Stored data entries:
-*-*-
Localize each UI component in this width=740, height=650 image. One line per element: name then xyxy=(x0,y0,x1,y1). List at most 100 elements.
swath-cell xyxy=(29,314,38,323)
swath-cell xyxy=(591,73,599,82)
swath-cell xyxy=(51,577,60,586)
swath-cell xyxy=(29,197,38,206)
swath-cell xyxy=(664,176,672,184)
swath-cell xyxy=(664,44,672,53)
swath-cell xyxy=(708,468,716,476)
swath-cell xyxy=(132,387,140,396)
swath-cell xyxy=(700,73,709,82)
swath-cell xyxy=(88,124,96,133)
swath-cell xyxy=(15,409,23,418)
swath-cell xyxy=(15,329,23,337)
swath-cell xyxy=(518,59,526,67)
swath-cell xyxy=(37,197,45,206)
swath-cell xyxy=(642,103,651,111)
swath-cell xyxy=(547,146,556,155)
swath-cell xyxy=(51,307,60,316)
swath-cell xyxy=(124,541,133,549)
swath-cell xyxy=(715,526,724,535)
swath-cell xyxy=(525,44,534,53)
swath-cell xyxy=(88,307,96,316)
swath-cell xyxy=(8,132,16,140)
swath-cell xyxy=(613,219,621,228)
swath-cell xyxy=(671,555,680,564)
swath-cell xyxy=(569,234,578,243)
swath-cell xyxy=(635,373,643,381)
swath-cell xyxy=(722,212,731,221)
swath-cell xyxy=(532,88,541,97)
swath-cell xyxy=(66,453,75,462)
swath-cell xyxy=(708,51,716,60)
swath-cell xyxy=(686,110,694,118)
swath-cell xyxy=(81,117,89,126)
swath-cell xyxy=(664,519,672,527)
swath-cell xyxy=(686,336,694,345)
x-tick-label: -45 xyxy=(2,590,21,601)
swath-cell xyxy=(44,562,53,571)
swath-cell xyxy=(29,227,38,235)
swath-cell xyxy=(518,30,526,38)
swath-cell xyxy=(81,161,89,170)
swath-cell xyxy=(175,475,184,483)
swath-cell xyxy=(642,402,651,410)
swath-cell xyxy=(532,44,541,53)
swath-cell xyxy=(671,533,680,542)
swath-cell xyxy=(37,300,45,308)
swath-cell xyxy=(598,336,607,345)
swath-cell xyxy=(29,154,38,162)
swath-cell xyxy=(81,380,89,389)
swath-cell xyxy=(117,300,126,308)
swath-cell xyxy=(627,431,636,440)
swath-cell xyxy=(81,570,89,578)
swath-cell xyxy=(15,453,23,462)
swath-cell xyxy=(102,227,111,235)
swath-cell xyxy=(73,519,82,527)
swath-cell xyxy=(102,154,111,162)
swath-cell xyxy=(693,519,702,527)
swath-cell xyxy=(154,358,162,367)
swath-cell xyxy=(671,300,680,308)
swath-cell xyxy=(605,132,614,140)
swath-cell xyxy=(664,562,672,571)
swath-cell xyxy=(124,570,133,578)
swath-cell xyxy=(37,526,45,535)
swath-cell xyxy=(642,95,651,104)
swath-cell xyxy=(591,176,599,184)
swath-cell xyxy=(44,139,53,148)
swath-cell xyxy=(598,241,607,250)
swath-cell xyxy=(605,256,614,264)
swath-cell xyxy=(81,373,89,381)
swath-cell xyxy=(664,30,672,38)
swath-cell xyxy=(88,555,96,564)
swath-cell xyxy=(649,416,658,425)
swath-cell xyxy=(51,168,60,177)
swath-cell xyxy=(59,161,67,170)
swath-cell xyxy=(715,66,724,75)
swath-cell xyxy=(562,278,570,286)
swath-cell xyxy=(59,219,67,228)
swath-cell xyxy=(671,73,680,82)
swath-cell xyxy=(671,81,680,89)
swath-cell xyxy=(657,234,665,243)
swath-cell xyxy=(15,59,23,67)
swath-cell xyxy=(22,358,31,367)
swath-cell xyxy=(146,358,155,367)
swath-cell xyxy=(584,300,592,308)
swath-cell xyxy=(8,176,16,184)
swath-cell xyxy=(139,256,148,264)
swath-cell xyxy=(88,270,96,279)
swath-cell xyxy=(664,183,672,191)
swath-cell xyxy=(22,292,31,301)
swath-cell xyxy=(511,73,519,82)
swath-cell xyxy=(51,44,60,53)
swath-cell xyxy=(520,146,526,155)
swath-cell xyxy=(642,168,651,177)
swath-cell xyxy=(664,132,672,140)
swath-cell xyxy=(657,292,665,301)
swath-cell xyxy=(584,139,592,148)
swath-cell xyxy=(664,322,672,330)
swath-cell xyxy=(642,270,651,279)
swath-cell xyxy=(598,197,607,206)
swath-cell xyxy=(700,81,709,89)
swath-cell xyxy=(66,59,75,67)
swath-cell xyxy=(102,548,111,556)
-*-*-
> EXERCISE DETAILS
Copy the listing word for word, from its first line up to and including the line with "swath-cell xyxy=(605,256,614,264)".

> TASK ANSWER
Localize each UI component in this width=740, height=650 image. One line per element: name then xyxy=(x0,y0,x1,y1). List at most 100 elements.
swath-cell xyxy=(29,314,38,323)
swath-cell xyxy=(591,73,599,82)
swath-cell xyxy=(51,577,60,586)
swath-cell xyxy=(29,197,38,206)
swath-cell xyxy=(664,176,672,184)
swath-cell xyxy=(664,44,672,53)
swath-cell xyxy=(708,468,716,476)
swath-cell xyxy=(132,387,140,396)
swath-cell xyxy=(700,73,709,82)
swath-cell xyxy=(88,124,96,133)
swath-cell xyxy=(15,409,23,418)
swath-cell xyxy=(15,329,23,337)
swath-cell xyxy=(518,59,526,67)
swath-cell xyxy=(37,197,45,206)
swath-cell xyxy=(642,103,651,111)
swath-cell xyxy=(547,146,556,155)
swath-cell xyxy=(51,307,60,316)
swath-cell xyxy=(124,541,133,549)
swath-cell xyxy=(715,526,724,535)
swath-cell xyxy=(525,44,534,53)
swath-cell xyxy=(88,307,96,316)
swath-cell xyxy=(8,132,16,140)
swath-cell xyxy=(613,219,621,228)
swath-cell xyxy=(671,555,680,564)
swath-cell xyxy=(569,234,578,243)
swath-cell xyxy=(635,373,643,381)
swath-cell xyxy=(722,212,731,221)
swath-cell xyxy=(532,88,541,97)
swath-cell xyxy=(66,453,75,462)
swath-cell xyxy=(708,51,716,60)
swath-cell xyxy=(686,110,694,118)
swath-cell xyxy=(81,117,89,126)
swath-cell xyxy=(664,519,672,527)
swath-cell xyxy=(686,336,694,345)
x-tick-label: -45 xyxy=(2,590,21,601)
swath-cell xyxy=(44,562,53,571)
swath-cell xyxy=(29,227,38,235)
swath-cell xyxy=(518,30,526,38)
swath-cell xyxy=(81,161,89,170)
swath-cell xyxy=(175,475,184,483)
swath-cell xyxy=(642,402,651,410)
swath-cell xyxy=(532,44,541,53)
swath-cell xyxy=(671,533,680,542)
swath-cell xyxy=(37,300,45,308)
swath-cell xyxy=(598,336,607,345)
swath-cell xyxy=(29,154,38,162)
swath-cell xyxy=(81,380,89,389)
swath-cell xyxy=(117,300,126,308)
swath-cell xyxy=(627,431,636,440)
swath-cell xyxy=(81,570,89,578)
swath-cell xyxy=(15,453,23,462)
swath-cell xyxy=(102,227,111,235)
swath-cell xyxy=(73,519,82,527)
swath-cell xyxy=(102,154,111,162)
swath-cell xyxy=(693,519,702,527)
swath-cell xyxy=(154,358,162,367)
swath-cell xyxy=(671,300,680,308)
swath-cell xyxy=(605,132,614,140)
swath-cell xyxy=(664,562,672,571)
swath-cell xyxy=(124,570,133,578)
swath-cell xyxy=(37,526,45,535)
swath-cell xyxy=(642,95,651,104)
swath-cell xyxy=(591,176,599,184)
swath-cell xyxy=(44,139,53,148)
swath-cell xyxy=(598,241,607,250)
swath-cell xyxy=(605,256,614,264)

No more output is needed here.